What you have to do: Read the lines below. Copy out any that hold the string "подписали".

Data in this exercise:
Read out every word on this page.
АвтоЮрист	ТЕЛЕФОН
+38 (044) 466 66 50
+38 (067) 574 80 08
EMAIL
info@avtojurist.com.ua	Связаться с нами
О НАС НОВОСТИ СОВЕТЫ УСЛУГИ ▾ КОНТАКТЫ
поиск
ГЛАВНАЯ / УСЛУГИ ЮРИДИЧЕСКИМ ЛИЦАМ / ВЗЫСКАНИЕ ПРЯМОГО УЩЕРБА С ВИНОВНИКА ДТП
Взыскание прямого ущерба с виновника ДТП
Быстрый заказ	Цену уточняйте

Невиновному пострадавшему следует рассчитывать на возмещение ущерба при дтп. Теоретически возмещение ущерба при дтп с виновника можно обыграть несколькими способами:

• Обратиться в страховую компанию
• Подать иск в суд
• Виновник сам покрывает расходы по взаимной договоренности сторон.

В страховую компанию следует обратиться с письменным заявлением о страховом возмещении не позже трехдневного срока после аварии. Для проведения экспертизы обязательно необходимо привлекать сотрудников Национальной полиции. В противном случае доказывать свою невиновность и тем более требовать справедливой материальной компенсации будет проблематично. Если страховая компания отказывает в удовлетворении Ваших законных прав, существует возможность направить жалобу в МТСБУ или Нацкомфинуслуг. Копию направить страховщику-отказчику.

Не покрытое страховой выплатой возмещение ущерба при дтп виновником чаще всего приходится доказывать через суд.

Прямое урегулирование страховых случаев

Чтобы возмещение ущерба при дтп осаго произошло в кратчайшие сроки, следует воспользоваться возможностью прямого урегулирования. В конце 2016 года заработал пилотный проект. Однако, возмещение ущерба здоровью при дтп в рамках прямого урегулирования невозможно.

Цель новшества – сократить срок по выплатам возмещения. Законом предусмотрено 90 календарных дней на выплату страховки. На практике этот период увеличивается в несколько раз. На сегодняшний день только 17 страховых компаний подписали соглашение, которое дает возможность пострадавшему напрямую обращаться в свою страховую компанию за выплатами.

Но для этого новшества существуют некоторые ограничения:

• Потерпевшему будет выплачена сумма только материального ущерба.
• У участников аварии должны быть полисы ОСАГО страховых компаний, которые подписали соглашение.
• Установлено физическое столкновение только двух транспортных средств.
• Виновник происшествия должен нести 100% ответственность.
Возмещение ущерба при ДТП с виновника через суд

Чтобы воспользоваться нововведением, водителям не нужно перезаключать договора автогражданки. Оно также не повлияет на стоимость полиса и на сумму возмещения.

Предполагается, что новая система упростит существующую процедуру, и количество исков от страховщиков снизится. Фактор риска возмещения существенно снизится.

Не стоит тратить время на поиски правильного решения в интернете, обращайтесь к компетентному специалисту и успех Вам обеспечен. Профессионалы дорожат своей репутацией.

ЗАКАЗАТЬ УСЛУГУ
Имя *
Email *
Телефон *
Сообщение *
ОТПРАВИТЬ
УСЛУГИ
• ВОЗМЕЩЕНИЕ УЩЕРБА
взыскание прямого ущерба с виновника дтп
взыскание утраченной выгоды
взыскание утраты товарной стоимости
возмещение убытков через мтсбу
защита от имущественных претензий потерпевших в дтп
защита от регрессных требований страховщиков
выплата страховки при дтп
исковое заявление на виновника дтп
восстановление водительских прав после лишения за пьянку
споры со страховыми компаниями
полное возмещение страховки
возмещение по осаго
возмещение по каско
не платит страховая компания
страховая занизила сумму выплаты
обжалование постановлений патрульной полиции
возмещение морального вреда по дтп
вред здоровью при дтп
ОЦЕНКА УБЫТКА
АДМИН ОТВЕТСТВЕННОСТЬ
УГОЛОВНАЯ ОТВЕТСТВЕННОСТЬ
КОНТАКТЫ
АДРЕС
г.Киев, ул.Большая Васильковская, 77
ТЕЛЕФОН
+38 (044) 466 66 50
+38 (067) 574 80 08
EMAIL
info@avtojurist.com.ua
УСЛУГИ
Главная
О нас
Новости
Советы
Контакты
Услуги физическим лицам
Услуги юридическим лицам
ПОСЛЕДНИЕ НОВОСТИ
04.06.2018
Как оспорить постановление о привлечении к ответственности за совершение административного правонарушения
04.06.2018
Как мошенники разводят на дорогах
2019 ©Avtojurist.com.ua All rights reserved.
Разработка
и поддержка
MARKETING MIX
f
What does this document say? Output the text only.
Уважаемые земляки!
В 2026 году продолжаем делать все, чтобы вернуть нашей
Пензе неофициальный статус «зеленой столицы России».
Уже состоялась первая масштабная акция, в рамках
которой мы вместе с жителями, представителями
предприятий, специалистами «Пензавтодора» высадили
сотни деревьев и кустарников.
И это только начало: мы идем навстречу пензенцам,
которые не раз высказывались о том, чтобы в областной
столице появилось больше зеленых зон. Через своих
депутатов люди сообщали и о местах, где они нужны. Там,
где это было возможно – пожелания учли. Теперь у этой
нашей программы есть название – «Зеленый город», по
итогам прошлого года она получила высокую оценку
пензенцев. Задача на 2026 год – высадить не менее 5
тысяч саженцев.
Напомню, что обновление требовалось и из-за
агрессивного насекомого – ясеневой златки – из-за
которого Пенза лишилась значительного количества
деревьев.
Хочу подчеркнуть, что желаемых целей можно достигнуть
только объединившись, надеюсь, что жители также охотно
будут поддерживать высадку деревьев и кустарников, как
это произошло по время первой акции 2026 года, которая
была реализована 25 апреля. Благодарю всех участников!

Solution to this exercise:
Цель новшества – сократить срок по выплатам возмещения. Законом предусмотрено 90 календарных дней на выплату страховки. На практике этот период увеличивается в несколько раз. На сегодняшний день только 17 страховых компаний подписали соглашение, которое дает возможность пострадавшему напрямую обращаться в свою страховую компанию за выплатами.
• У участников аварии должны быть полисы ОСАГО страховых компаний, которые подписали соглашение.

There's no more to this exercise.